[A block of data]
___
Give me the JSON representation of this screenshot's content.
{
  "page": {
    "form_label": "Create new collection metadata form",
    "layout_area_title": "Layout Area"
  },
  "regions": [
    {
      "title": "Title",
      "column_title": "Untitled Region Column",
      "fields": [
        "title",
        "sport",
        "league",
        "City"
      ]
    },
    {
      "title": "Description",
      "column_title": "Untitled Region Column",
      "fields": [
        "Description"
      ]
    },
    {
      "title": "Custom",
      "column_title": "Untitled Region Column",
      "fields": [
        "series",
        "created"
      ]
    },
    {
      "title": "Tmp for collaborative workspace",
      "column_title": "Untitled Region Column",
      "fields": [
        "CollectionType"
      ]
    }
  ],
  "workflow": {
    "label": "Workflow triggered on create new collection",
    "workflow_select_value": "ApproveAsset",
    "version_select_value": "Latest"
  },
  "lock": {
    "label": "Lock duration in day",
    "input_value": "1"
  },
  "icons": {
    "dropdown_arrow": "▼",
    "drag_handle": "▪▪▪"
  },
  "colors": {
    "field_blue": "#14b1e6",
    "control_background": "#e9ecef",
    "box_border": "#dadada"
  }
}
___
Goal>
Write out every line of the material again, exactly as it reads.

The completed task>
Give me the JSON representation of this screenshot's content.
{
  "page": {
    "form_label": "Create new collection metadata form",
    "layout_area_title": "Layout Area"
  },
  "regions": [
    {
      "title": "Title",
      "column_title": "Untitled Region Column",
      "fields": [
        "title",
        "sport",
        "league",
        "City"
      ]
    },
    {
      "title": "Description",
      "column_title": "Untitled Region Column",
      "fields": [
        "Description"
      ]
    },
    {
      "title": "Custom",
      "column_title": "Untitled Region Column",
      "fields": [
        "series",
        "created"
      ]
    },
    {
      "title": "Tmp for collaborative workspace",
      "column_title": "Untitled Region Column",
      "fields": [
        "CollectionType"
      ]
    }
  ],
  "workflow": {
    "label": "Workflow triggered on create new collection",
    "workflow_select_value": "ApproveAsset",
    "version_select_value": "Latest"
  },
  "lock": {
    "label": "Lock duration in day",
    "input_value": "1"
  },
  "icons": {
    "dropdown_arrow": "▼",
    "drag_handle": "▪▪▪"
  },
  "colors": {
    "field_blue": "#14b1e6",
    "control_background": "#e9ecef",
    "box_border": "#dadada"
  }
}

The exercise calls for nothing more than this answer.